提供本文:
---+---
事件前夜

主に映画の感想を書いていきます。

レイナルド・マーカス・グリーン『ドリームプラン』

怒りと折り合いをつける事―ウィル・スミスの平手打ち

ちょうどこの文章を書いている頃、本作でアカデミー賞主演男優賞を受賞したウィル・スミスが授賞式の席上でプレゼンターのクリス・ロックにビンタを喰らわず、という騒動が持ち上がった。脱毛症に悩む妻が丸刈りにしているのをジョークのネタにされた事が原因らしい。まあクリス・ロックは2016年のアカデミー賞授賞式でもアジア人に対する差別的なジョークを披露し、アジア系アカデミー会員から抗議を受けていたのに、なぜまたこんな奴にプレゼンターを頼むんだ、と主催者側の見識を疑ってしまうのだが…それにしても、このウィル・スミスの行動を称賛する様な発言が、ネット界隈で散見されるのには本当にうんざりした。なぜ、世の中にはこんなにおっちょこちょいのバカが多いのだろうか。何も私は、暴力は絶対にいけない!などと言うつもりは毛頭ない。家族の疾病を笑いものにされて怒る、といのは当然だし、許せないからぶん殴ってやりたいという気持ちも理解できる。しかし、私たちの社会は建前上、暴力を否定する事で成り立っているのだ。その為、暴力に対する衝動は社会通念と必ず対立する。個人の衝動と社会的な規範、そのどちらを選ぶかという判断は個人の責任において為されるしかない。もちろん、社会通念と対立する道を選んだ者にはペナルティが課され、最終的には社会から排斥されざるを得ない。ウィル・スミスはあの場では個人的な怒りを優先させたが、やがて後悔し受賞スピーチで謝罪の言葉を述べた。この謝罪によってウィル・スミスは社会へと復帰する道を選んだのである。だから、部外者が「家族を馬鹿にされて黙っていたら男じゃない」とか「夫として勇気のある行為だ」とか何とか言って称賛する様な話ではないのである。自分に同じ様な状況が訪れた時に、自分自身の判断で正しいと思う道を選べばいい。無責任な言辞を並べ立てている連中は、正しさというものについて真剣に考えた事がないのだろう。
---+---
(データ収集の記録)
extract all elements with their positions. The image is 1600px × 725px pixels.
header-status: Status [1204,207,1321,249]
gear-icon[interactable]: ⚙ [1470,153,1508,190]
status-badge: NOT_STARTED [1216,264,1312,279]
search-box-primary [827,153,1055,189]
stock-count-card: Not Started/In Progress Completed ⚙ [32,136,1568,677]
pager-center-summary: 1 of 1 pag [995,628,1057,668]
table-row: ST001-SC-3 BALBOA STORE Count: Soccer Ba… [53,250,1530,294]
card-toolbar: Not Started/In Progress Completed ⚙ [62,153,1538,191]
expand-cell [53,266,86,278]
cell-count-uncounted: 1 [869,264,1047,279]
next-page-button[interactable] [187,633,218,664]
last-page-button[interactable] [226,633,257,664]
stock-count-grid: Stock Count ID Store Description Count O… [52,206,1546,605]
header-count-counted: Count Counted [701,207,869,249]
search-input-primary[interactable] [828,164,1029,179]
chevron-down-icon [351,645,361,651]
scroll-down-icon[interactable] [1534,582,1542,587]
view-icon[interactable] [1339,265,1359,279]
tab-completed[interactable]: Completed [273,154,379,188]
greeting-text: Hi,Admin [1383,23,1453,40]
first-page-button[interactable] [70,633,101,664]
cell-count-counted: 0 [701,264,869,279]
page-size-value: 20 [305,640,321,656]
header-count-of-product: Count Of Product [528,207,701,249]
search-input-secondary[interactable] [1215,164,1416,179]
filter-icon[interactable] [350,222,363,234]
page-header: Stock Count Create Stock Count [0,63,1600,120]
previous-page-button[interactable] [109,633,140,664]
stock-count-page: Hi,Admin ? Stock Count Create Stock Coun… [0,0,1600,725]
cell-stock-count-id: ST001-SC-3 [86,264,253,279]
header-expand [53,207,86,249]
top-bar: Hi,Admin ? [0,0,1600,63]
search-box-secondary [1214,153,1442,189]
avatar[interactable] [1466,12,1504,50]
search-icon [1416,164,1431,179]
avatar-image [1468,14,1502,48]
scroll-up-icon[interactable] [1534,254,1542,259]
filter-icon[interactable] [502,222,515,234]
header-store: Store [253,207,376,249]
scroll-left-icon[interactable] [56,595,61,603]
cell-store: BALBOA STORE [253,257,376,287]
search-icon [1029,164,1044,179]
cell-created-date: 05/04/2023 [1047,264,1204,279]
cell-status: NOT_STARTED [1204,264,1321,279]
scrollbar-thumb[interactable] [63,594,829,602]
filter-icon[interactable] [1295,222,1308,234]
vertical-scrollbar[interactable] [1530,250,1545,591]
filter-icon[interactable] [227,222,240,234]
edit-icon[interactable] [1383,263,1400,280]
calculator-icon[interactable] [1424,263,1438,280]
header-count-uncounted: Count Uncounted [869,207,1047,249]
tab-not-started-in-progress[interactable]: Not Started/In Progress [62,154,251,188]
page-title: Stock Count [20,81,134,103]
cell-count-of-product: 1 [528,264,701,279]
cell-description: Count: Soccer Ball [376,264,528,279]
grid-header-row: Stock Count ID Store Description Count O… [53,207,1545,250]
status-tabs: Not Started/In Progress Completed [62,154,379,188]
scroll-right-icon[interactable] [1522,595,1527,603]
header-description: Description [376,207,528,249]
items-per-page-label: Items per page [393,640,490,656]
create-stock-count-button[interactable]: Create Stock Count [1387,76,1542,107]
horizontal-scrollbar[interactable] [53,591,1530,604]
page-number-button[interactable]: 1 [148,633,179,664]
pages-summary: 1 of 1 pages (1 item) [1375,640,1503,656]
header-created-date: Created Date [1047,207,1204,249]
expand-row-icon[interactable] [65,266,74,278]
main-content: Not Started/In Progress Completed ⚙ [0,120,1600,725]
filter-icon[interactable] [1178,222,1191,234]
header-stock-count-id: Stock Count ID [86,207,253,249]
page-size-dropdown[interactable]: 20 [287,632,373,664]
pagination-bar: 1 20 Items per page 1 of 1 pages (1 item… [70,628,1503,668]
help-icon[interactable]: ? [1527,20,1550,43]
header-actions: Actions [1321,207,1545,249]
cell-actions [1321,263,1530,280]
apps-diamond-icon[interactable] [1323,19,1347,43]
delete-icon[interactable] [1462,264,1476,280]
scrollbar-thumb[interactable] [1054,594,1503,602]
---+---
課題 1:
ウィル・スミスの平手打ちを論じた文章について、次の(a)〜(c)がその内容と合うかをそれぞれ「はい」か「いいえ」で答え、判断の根拠となる本文の語句をそのまま引用せよ。(a) 筆者は、暴力は絶対にいけないと主張している。(b) ウィル・スミスは受賞スピーチで謝罪の言葉を述べた。(c) クリス・ロックは2016年の授賞式での発言について、アジア系アカデミー会員から抗議を受けていた。
課題 2:
ウィル・スミスの平手打ちを論じた文章の続きを、最後の一文の後から書き継げ。

解答 1:
(a) いいえ。「何も私は、暴力は絶対にいけない!などと言うつもりは毛頭ない。」
(b) はい。「やがて後悔し受賞スピーチで謝罪の言葉を述べた。」
(c) はい。「2016年のアカデミー賞授賞式でもアジア人に対する差別的なジョークを披露し、アジア系アカデミー会員から抗議を受けていた」

解答 2:
『ドリームプラン』の中に、こんな場面がある。娘たちに下品なジョークを浴びせられたリチャード・ウィリアムズが、街のチンピラに殴りかかって逆に返り討ちに遭う。怒りの収まらないリチャードは拳銃を片手にチンピラたちを追い、物影に隠れてその一人に照準を合わせる…しかし、彼が引き金を引くより早く、抗争に巻き込まれてチンピラは射殺されてしまう。その瞬間、リチャードは我に返る。もし、リチャードが銃を発砲していたら、彼の怒りがいかに正当なものであろうと、社会と対立する事になっただろう。これまで自分が生きてきた世界に背を向け、くだらない抗争で命を落としていくチンピラたちと同じ道を歩む事になる。偶然に起きた発砲事件によって、リチャードはあり得たかもしれない未来を垣間見る事ができた。だからこそ、彼は社会と対立する道を選ばず、社会を変革する道を模索し始めるのだ。
個人と社会の間に横たわる溝を埋め、折り合いを付けていく事。その奇矯な振る舞いばかりが注目されるリチャード・ウィリアムズは、この点について徹底的なリアリストだったと言える。ジュニア大会で連戦連勝を続ける愛娘ヴィーナスに対し、リチャードは謙虚になる事の必要性を繰り返し説く。彼はディズニーの『シンデレラ』を娘たちに見せ、身の程をわきまえる事が大切なのだと繰り返す。また、テニスよりも学業を優先させ、早いうちからテニスに専念させるべきだ、というコーチの意見に耳を貸そうとしない。彼の態度は非常に頑固で独善的に映り、妻や娘たちからの反発も招く。彼はなぜ、ここまで頑なな態度を取り続けたのか。もちろん、若くしてプロデビューを果たしたプレーヤーが陥りやすい燃え尽き症候群を懸念した事もあるだろう。娘たちにテニスを離れても常識や教養のある人間に育ってほしい、という想いもあったのかも知れない。だが、やはりここにはアメリカにおける人種問題が影響を及ぼしているのではないか。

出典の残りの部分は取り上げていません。